Start of GIVEN INFORMATION

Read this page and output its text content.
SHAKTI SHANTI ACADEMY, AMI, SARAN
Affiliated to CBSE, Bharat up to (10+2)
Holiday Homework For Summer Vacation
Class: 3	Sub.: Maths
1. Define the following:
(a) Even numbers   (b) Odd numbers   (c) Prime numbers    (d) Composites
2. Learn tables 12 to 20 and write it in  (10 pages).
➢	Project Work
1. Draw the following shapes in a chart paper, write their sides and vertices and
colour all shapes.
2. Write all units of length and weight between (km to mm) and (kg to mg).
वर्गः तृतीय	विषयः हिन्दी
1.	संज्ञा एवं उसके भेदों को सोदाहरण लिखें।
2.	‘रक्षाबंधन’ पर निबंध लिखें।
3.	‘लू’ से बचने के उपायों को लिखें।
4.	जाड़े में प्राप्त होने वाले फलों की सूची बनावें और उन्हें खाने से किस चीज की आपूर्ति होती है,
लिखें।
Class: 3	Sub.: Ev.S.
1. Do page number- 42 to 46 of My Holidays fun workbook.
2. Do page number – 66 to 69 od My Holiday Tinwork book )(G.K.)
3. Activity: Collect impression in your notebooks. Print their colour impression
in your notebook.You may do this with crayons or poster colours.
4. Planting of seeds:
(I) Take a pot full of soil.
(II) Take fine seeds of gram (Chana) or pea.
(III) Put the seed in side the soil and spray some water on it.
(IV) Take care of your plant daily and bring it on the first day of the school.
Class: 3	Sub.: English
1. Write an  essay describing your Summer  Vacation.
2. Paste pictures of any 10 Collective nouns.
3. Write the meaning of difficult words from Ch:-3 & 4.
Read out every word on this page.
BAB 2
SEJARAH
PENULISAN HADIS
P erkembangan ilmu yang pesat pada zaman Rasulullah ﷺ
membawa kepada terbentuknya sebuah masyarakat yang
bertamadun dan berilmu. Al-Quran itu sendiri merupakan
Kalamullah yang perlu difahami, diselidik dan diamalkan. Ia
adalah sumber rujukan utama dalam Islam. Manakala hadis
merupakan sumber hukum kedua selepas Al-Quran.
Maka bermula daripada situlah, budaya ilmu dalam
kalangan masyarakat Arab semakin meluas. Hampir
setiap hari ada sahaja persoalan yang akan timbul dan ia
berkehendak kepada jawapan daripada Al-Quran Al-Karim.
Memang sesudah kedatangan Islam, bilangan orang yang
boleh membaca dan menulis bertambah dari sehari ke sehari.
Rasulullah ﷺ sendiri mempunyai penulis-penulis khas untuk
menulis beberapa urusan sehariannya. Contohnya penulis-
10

End of GIVEN INFORMATION

DESCRIPTION OF THE TASK
Every record above should be output exactly.

FINAL RESULT
Read this page and output its text content.
SHAKTI SHANTI ACADEMY, AMI, SARAN
Affiliated to CBSE, Bharat up to (10+2)
Holiday Homework For Summer Vacation
Class: 3	Sub.: Maths
1. Define the following:
(a) Even numbers   (b) Odd numbers   (c) Prime numbers    (d) Composites
2. Learn tables 12 to 20 and write it in  (10 pages).
➢	Project Work
1. Draw the following shapes in a chart paper, write their sides and vertices and
colour all shapes.
2. Write all units of length and weight between (km to mm) and (kg to mg).
वर्गः तृतीय	विषयः हिन्दी
1.	संज्ञा एवं उसके भेदों को सोदाहरण लिखें।
2.	‘रक्षाबंधन’ पर निबंध लिखें।
3.	‘लू’ से बचने के उपायों को लिखें।
4.	जाड़े में प्राप्त होने वाले फलों की सूची बनावें और उन्हें खाने से किस चीज की आपूर्ति होती है,
लिखें।
Class: 3	Sub.: Ev.S.
1. Do page number- 42 to 46 of My Holidays fun workbook.
2. Do page number – 66 to 69 od My Holiday Tinwork book )(G.K.)
3. Activity: Collect impression in your notebooks. Print their colour impression
in your notebook.You may do this with crayons or poster colours.
4. Planting of seeds:
(I) Take a pot full of soil.
(II) Take fine seeds of gram (Chana) or pea.
(III) Put the seed in side the soil and spray some water on it.
(IV) Take care of your plant daily and bring it on the first day of the school.
Class: 3	Sub.: English
1. Write an  essay describing your Summer  Vacation.
2. Paste pictures of any 10 Collective nouns.
3. Write the meaning of difficult words from Ch:-3 & 4.
Read out every word on this page.
BAB 2
SEJARAH
PENULISAN HADIS
P erkembangan ilmu yang pesat pada zaman Rasulullah ﷺ
membawa kepada terbentuknya sebuah masyarakat yang
bertamadun dan berilmu. Al-Quran itu sendiri merupakan
Kalamullah yang perlu difahami, diselidik dan diamalkan. Ia
adalah sumber rujukan utama dalam Islam. Manakala hadis
merupakan sumber hukum kedua selepas Al-Quran.
Maka bermula daripada situlah, budaya ilmu dalam
kalangan masyarakat Arab semakin meluas. Hampir
setiap hari ada sahaja persoalan yang akan timbul dan ia
berkehendak kepada jawapan daripada Al-Quran Al-Karim.
Memang sesudah kedatangan Islam, bilangan orang yang
boleh membaca dan menulis bertambah dari sehari ke sehari.
Rasulullah ﷺ sendiri mempunyai penulis-penulis khas untuk
menulis beberapa urusan sehariannya. Contohnya penulis-
10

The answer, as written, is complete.